Within the listing below, locate all lines containing the word "document". Copy each one.

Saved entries
>>

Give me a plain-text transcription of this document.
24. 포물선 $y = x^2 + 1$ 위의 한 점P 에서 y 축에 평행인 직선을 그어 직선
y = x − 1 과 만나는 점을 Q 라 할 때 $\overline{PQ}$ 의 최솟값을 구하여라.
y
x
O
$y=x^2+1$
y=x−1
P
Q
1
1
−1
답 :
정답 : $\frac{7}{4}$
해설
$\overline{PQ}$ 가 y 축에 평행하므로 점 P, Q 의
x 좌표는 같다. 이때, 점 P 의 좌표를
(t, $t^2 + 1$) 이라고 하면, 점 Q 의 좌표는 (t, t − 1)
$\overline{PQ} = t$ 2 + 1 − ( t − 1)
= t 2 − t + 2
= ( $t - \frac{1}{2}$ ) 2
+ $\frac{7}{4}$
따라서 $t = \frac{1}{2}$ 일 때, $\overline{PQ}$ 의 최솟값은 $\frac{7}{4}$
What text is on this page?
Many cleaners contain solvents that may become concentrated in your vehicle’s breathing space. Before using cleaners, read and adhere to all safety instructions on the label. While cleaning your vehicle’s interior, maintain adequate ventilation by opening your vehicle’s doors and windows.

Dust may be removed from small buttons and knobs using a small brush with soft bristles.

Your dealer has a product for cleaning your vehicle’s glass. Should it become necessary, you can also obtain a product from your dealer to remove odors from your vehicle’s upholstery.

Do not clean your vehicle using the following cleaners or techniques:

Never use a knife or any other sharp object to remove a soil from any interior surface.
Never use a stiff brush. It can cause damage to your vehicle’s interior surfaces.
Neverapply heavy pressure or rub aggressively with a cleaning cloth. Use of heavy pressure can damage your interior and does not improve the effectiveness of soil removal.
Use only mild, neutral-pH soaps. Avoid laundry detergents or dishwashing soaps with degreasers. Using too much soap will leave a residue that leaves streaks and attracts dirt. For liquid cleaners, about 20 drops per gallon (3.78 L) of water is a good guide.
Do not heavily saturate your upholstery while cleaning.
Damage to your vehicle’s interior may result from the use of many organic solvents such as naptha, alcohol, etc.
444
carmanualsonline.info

<<
>>

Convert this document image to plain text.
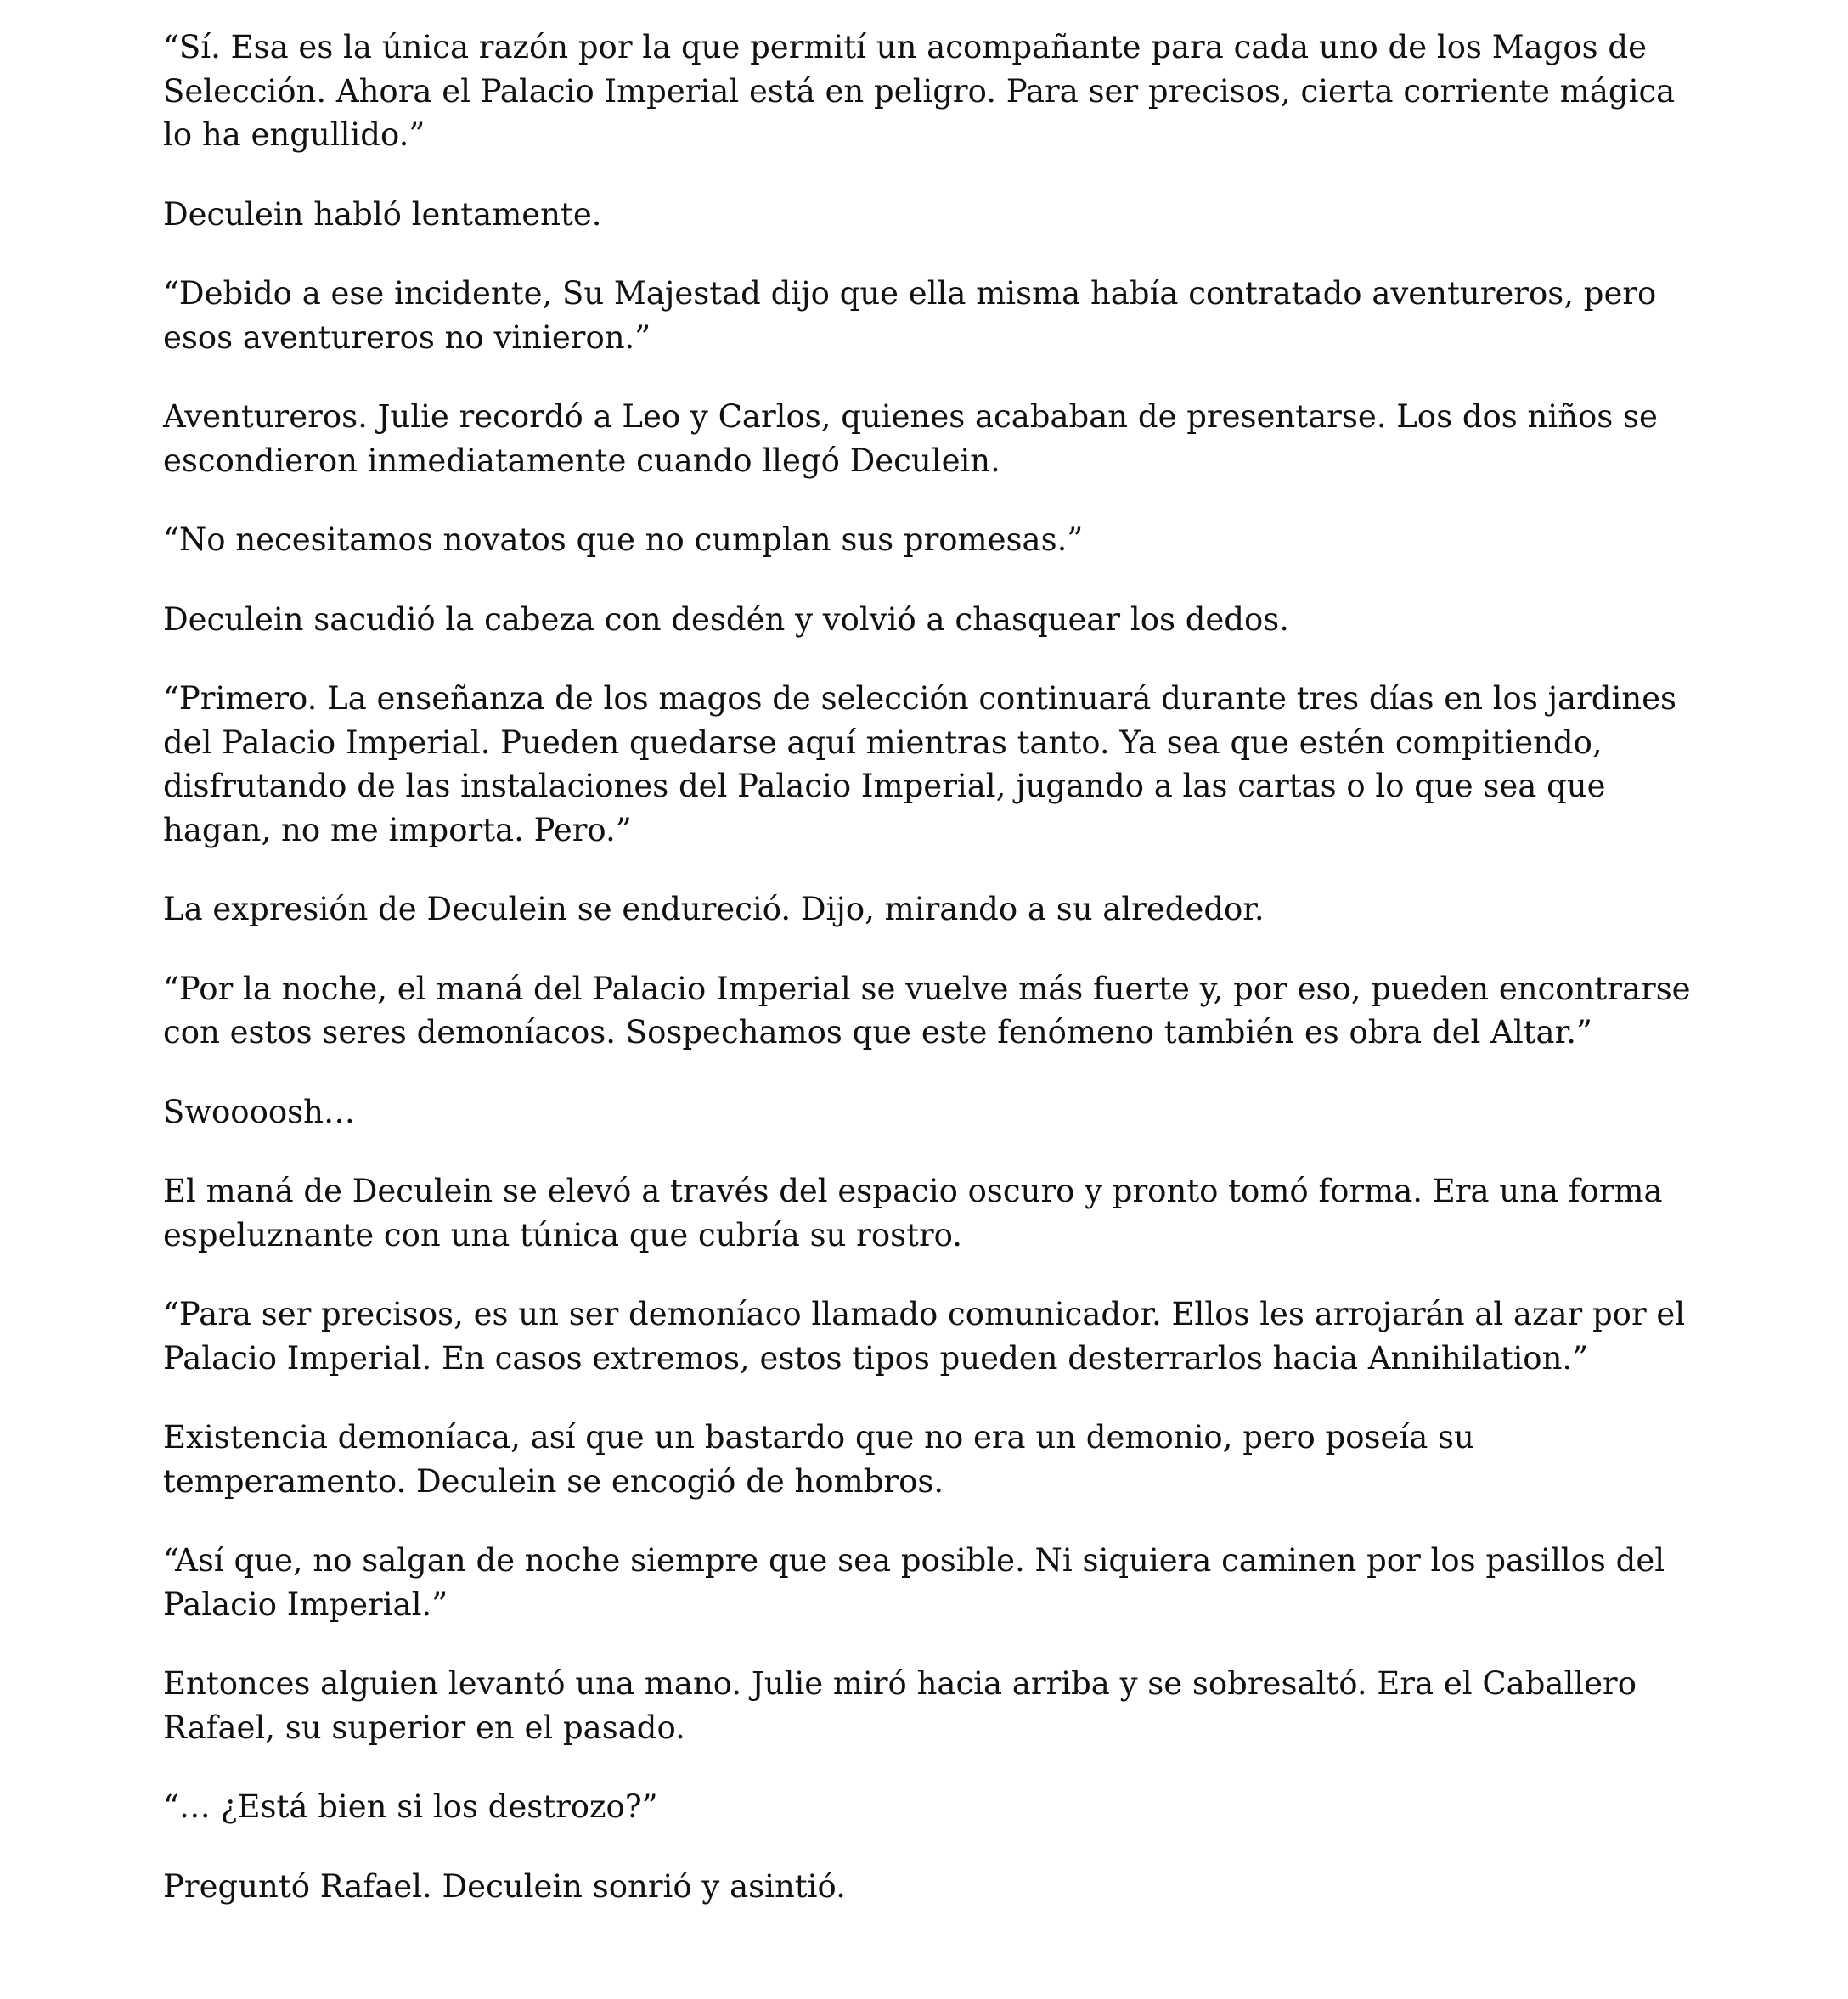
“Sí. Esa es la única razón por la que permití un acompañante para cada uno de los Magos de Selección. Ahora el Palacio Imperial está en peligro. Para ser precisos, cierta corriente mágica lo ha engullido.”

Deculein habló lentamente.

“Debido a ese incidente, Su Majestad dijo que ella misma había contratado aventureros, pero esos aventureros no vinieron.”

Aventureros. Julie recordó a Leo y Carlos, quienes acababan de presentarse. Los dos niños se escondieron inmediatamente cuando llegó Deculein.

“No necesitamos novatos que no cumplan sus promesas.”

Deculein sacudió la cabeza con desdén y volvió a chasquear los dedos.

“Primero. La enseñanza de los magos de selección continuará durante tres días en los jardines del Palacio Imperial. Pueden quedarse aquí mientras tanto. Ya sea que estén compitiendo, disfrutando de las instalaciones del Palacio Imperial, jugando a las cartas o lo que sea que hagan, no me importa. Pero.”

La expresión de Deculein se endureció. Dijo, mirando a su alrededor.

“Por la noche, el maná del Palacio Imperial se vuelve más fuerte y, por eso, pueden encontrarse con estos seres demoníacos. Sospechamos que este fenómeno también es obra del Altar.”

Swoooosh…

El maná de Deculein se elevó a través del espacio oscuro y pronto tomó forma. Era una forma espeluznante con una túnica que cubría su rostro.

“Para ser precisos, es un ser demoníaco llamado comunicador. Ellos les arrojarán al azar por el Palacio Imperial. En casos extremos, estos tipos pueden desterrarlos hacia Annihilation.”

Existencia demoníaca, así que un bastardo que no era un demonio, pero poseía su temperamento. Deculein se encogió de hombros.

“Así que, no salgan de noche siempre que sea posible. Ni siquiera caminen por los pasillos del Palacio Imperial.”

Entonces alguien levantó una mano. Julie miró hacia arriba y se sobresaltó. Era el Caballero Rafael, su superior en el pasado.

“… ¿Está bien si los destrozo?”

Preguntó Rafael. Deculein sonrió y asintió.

<<

WRITTEN RESPONSE:
Give me a plain-text transcription of this document.
Convert this document image to plain text.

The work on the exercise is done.